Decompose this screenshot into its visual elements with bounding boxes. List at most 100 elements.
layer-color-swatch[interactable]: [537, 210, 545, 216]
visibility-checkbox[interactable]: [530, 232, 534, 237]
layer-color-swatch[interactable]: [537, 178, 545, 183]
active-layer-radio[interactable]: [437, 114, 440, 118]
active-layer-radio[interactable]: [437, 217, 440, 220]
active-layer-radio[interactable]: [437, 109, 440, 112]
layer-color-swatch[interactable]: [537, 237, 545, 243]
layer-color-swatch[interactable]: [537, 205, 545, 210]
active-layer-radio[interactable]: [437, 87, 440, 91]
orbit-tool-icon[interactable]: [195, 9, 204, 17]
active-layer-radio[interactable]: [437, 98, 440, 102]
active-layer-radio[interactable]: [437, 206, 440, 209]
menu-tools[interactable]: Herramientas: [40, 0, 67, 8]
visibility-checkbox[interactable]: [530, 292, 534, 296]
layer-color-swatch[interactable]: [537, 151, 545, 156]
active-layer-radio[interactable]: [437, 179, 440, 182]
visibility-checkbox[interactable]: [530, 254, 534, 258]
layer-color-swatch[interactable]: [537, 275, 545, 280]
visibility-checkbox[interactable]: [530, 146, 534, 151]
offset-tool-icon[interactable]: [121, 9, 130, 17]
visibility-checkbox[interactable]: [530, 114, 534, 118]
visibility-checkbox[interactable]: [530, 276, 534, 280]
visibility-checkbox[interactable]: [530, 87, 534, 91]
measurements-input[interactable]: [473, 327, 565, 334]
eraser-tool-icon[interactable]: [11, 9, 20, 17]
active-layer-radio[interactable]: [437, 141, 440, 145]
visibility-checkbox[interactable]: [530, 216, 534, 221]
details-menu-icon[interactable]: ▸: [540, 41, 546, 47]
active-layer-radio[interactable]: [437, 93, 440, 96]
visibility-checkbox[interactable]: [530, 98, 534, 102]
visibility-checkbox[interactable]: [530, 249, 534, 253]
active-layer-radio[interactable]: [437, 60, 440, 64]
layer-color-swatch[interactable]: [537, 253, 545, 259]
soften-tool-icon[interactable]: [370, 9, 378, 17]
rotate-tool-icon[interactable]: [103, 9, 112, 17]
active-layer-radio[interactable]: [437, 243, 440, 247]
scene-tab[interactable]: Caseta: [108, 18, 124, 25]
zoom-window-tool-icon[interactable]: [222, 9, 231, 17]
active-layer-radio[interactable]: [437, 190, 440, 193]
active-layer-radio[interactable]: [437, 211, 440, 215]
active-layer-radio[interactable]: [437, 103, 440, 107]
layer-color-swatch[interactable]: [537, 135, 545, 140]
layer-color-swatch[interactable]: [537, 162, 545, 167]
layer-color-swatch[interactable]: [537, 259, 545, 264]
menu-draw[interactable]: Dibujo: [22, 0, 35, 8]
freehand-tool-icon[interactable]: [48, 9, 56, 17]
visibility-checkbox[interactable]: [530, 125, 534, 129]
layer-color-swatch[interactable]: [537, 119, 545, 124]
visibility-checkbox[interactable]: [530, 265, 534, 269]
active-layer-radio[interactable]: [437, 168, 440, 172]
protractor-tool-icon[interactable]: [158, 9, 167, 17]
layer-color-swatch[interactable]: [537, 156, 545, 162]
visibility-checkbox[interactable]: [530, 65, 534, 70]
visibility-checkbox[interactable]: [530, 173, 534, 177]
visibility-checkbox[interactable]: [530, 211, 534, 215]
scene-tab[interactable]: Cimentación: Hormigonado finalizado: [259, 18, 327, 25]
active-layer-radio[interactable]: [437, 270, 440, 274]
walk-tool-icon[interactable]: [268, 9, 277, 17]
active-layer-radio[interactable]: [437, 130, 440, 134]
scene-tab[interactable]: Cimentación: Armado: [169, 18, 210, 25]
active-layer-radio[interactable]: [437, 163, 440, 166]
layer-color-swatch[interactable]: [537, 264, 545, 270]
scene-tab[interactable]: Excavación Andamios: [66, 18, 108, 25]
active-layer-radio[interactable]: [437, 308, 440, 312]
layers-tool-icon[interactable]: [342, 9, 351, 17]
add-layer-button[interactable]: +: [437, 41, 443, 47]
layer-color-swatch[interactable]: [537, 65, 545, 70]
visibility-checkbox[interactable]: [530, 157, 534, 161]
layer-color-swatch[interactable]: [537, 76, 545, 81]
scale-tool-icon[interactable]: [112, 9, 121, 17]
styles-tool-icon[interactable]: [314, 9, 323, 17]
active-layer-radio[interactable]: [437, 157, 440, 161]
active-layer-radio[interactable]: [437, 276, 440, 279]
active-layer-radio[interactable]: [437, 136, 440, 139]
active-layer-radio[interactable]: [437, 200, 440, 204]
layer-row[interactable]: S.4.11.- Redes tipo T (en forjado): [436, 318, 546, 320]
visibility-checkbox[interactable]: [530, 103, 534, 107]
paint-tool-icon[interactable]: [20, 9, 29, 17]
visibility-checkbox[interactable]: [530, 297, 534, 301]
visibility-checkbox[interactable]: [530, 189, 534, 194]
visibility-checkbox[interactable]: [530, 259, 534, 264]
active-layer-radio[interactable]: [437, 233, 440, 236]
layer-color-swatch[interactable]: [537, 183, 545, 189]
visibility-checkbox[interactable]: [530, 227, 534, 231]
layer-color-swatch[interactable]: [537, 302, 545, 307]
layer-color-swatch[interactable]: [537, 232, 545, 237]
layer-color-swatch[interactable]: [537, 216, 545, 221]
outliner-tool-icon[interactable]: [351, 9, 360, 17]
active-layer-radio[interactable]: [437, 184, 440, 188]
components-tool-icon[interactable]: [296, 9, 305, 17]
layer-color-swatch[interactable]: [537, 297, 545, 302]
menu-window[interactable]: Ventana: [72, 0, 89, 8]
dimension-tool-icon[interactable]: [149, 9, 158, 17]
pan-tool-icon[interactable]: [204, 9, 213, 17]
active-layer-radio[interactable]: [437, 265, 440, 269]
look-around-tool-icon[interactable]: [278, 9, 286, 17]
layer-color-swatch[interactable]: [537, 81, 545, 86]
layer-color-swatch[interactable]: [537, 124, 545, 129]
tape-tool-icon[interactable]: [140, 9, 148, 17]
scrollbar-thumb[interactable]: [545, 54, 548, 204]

WRITTEN TASK =>
Rewrite every row above, putting "layer-color-chip" wherever "layer-color-swatch" appears and leaving all other text unchanged.

RESULT FOR THIS TASK =>
Decompose this screenshot into its visual elements with bounding boxes. List at most 100 elements.
layer-color-chip[interactable]: [537, 210, 545, 216]
visibility-checkbox[interactable]: [530, 232, 534, 237]
layer-color-chip[interactable]: [537, 178, 545, 183]
active-layer-radio[interactable]: [437, 114, 440, 118]
active-layer-radio[interactable]: [437, 217, 440, 220]
active-layer-radio[interactable]: [437, 109, 440, 112]
layer-color-chip[interactable]: [537, 237, 545, 243]
layer-color-chip[interactable]: [537, 205, 545, 210]
active-layer-radio[interactable]: [437, 87, 440, 91]
orbit-tool-icon[interactable]: [195, 9, 204, 17]
active-layer-radio[interactable]: [437, 98, 440, 102]
active-layer-radio[interactable]: [437, 206, 440, 209]
menu-tools[interactable]: Herramientas: [40, 0, 67, 8]
visibility-checkbox[interactable]: [530, 292, 534, 296]
layer-color-chip[interactable]: [537, 151, 545, 156]
active-layer-radio[interactable]: [437, 179, 440, 182]
visibility-checkbox[interactable]: [530, 254, 534, 258]
layer-color-chip[interactable]: [537, 275, 545, 280]
visibility-checkbox[interactable]: [530, 146, 534, 151]
offset-tool-icon[interactable]: [121, 9, 130, 17]
visibility-checkbox[interactable]: [530, 114, 534, 118]
visibility-checkbox[interactable]: [530, 276, 534, 280]
visibility-checkbox[interactable]: [530, 87, 534, 91]
measurements-input[interactable]: [473, 327, 565, 334]
eraser-tool-icon[interactable]: [11, 9, 20, 17]
active-layer-radio[interactable]: [437, 141, 440, 145]
visibility-checkbox[interactable]: [530, 216, 534, 221]
details-menu-icon[interactable]: ▸: [540, 41, 546, 47]
active-layer-radio[interactable]: [437, 93, 440, 96]
visibility-checkbox[interactable]: [530, 98, 534, 102]
visibility-checkbox[interactable]: [530, 249, 534, 253]
active-layer-radio[interactable]: [437, 60, 440, 64]
layer-color-chip[interactable]: [537, 253, 545, 259]
soften-tool-icon[interactable]: [370, 9, 378, 17]
rotate-tool-icon[interactable]: [103, 9, 112, 17]
active-layer-radio[interactable]: [437, 243, 440, 247]
scene-tab[interactable]: Caseta: [108, 18, 124, 25]
zoom-window-tool-icon[interactable]: [222, 9, 231, 17]
active-layer-radio[interactable]: [437, 190, 440, 193]
active-layer-radio[interactable]: [437, 211, 440, 215]
active-layer-radio[interactable]: [437, 103, 440, 107]
layer-color-chip[interactable]: [537, 135, 545, 140]
layer-color-chip[interactable]: [537, 162, 545, 167]
layer-color-chip[interactable]: [537, 259, 545, 264]
menu-draw[interactable]: Dibujo: [22, 0, 35, 8]
freehand-tool-icon[interactable]: [48, 9, 56, 17]
visibility-checkbox[interactable]: [530, 125, 534, 129]
layer-color-chip[interactable]: [537, 119, 545, 124]
visibility-checkbox[interactable]: [530, 265, 534, 269]
active-layer-radio[interactable]: [437, 168, 440, 172]
protractor-tool-icon[interactable]: [158, 9, 167, 17]
layer-color-chip[interactable]: [537, 156, 545, 162]
visibility-checkbox[interactable]: [530, 65, 534, 70]
visibility-checkbox[interactable]: [530, 173, 534, 177]
visibility-checkbox[interactable]: [530, 211, 534, 215]
scene-tab[interactable]: Cimentación: Hormigonado finalizado: [259, 18, 327, 25]
active-layer-radio[interactable]: [437, 270, 440, 274]
walk-tool-icon[interactable]: [268, 9, 277, 17]
active-layer-radio[interactable]: [437, 130, 440, 134]
scene-tab[interactable]: Cimentación: Armado: [169, 18, 210, 25]
active-layer-radio[interactable]: [437, 163, 440, 166]
layer-color-chip[interactable]: [537, 264, 545, 270]
scene-tab[interactable]: Excavación Andamios: [66, 18, 108, 25]
active-layer-radio[interactable]: [437, 308, 440, 312]
layers-tool-icon[interactable]: [342, 9, 351, 17]
add-layer-button[interactable]: +: [437, 41, 443, 47]
layer-color-chip[interactable]: [537, 65, 545, 70]
visibility-checkbox[interactable]: [530, 157, 534, 161]
layer-color-chip[interactable]: [537, 76, 545, 81]
scale-tool-icon[interactable]: [112, 9, 121, 17]
styles-tool-icon[interactable]: [314, 9, 323, 17]
active-layer-radio[interactable]: [437, 157, 440, 161]
active-layer-radio[interactable]: [437, 276, 440, 279]
active-layer-radio[interactable]: [437, 136, 440, 139]
active-layer-radio[interactable]: [437, 200, 440, 204]
layer-row[interactable]: S.4.11.- Redes tipo T (en forjado): [436, 318, 546, 320]
visibility-checkbox[interactable]: [530, 103, 534, 107]
paint-tool-icon[interactable]: [20, 9, 29, 17]
visibility-checkbox[interactable]: [530, 297, 534, 301]
visibility-checkbox[interactable]: [530, 189, 534, 194]
visibility-checkbox[interactable]: [530, 259, 534, 264]
active-layer-radio[interactable]: [437, 233, 440, 236]
layer-color-chip[interactable]: [537, 183, 545, 189]
visibility-checkbox[interactable]: [530, 227, 534, 231]
layer-color-chip[interactable]: [537, 302, 545, 307]
layer-color-chip[interactable]: [537, 232, 545, 237]
layer-color-chip[interactable]: [537, 216, 545, 221]
outliner-tool-icon[interactable]: [351, 9, 360, 17]
active-layer-radio[interactable]: [437, 184, 440, 188]
components-tool-icon[interactable]: [296, 9, 305, 17]
layer-color-chip[interactable]: [537, 297, 545, 302]
menu-window[interactable]: Ventana: [72, 0, 89, 8]
dimension-tool-icon[interactable]: [149, 9, 158, 17]
pan-tool-icon[interactable]: [204, 9, 213, 17]
active-layer-radio[interactable]: [437, 265, 440, 269]
look-around-tool-icon[interactable]: [278, 9, 286, 17]
layer-color-chip[interactable]: [537, 81, 545, 86]
layer-color-chip[interactable]: [537, 124, 545, 129]
tape-tool-icon[interactable]: [140, 9, 148, 17]
scrollbar-thumb[interactable]: [545, 54, 548, 204]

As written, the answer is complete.